-- start of RECORDS SHOWN --
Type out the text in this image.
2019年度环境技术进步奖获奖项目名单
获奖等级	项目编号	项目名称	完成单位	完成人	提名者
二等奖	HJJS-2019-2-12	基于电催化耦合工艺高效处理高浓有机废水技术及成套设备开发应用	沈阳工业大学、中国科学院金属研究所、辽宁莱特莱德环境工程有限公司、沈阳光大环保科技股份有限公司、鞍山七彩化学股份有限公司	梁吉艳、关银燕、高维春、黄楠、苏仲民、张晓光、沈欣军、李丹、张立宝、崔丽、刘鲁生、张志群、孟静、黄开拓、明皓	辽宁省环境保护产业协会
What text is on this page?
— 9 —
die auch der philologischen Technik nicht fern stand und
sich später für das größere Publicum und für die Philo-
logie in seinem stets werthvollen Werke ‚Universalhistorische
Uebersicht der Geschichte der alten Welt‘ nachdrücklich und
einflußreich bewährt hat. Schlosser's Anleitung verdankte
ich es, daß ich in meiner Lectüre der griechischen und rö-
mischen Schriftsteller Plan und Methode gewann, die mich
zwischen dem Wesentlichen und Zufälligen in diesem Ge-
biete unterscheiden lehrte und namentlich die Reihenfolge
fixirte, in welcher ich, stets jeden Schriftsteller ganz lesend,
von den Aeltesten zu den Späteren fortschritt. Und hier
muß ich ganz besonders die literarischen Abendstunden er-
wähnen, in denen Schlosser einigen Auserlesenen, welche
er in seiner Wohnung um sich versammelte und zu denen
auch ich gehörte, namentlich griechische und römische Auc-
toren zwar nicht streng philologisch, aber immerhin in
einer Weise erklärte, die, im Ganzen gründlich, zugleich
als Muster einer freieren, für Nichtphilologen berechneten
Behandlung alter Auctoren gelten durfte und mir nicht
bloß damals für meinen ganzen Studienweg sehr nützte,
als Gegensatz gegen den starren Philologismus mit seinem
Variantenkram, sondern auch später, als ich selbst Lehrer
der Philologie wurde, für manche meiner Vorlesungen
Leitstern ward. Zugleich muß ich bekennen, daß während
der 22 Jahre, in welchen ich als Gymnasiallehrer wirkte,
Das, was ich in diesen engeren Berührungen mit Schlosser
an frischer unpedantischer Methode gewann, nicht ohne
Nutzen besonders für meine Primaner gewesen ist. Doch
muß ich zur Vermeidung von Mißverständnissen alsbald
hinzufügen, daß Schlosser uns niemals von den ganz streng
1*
-- end of RECORDS SHOWN --
## REQUEST
Extract all of the data shown above without alteration.

## REPLY
Type out the text in this image.
2019年度环境技术进步奖获奖项目名单
获奖等级	项目编号	项目名称	完成单位	完成人	提名者
二等奖	HJJS-2019-2-12	基于电催化耦合工艺高效处理高浓有机废水技术及成套设备开发应用	沈阳工业大学、中国科学院金属研究所、辽宁莱特莱德环境工程有限公司、沈阳光大环保科技股份有限公司、鞍山七彩化学股份有限公司	梁吉艳、关银燕、高维春、黄楠、苏仲民、张晓光、沈欣军、李丹、张立宝、崔丽、刘鲁生、张志群、孟静、黄开拓、明皓	辽宁省环境保护产业协会
What text is on this page?
— 9 —
die auch der philologischen Technik nicht fern stand und
sich später für das größere Publicum und für die Philo-
logie in seinem stets werthvollen Werke ‚Universalhistorische
Uebersicht der Geschichte der alten Welt‘ nachdrücklich und
einflußreich bewährt hat. Schlosser's Anleitung verdankte
ich es, daß ich in meiner Lectüre der griechischen und rö-
mischen Schriftsteller Plan und Methode gewann, die mich
zwischen dem Wesentlichen und Zufälligen in diesem Ge-
biete unterscheiden lehrte und namentlich die Reihenfolge
fixirte, in welcher ich, stets jeden Schriftsteller ganz lesend,
von den Aeltesten zu den Späteren fortschritt. Und hier
muß ich ganz besonders die literarischen Abendstunden er-
wähnen, in denen Schlosser einigen Auserlesenen, welche
er in seiner Wohnung um sich versammelte und zu denen
auch ich gehörte, namentlich griechische und römische Auc-
toren zwar nicht streng philologisch, aber immerhin in
einer Weise erklärte, die, im Ganzen gründlich, zugleich
als Muster einer freieren, für Nichtphilologen berechneten
Behandlung alter Auctoren gelten durfte und mir nicht
bloß damals für meinen ganzen Studienweg sehr nützte,
als Gegensatz gegen den starren Philologismus mit seinem
Variantenkram, sondern auch später, als ich selbst Lehrer
der Philologie wurde, für manche meiner Vorlesungen
Leitstern ward. Zugleich muß ich bekennen, daß während
der 22 Jahre, in welchen ich als Gymnasiallehrer wirkte,
Das, was ich in diesen engeren Berührungen mit Schlosser
an frischer unpedantischer Methode gewann, nicht ohne
Nutzen besonders für meine Primaner gewesen ist. Doch
muß ich zur Vermeidung von Mißverständnissen alsbald
hinzufügen, daß Schlosser uns niemals von den ganz streng
1*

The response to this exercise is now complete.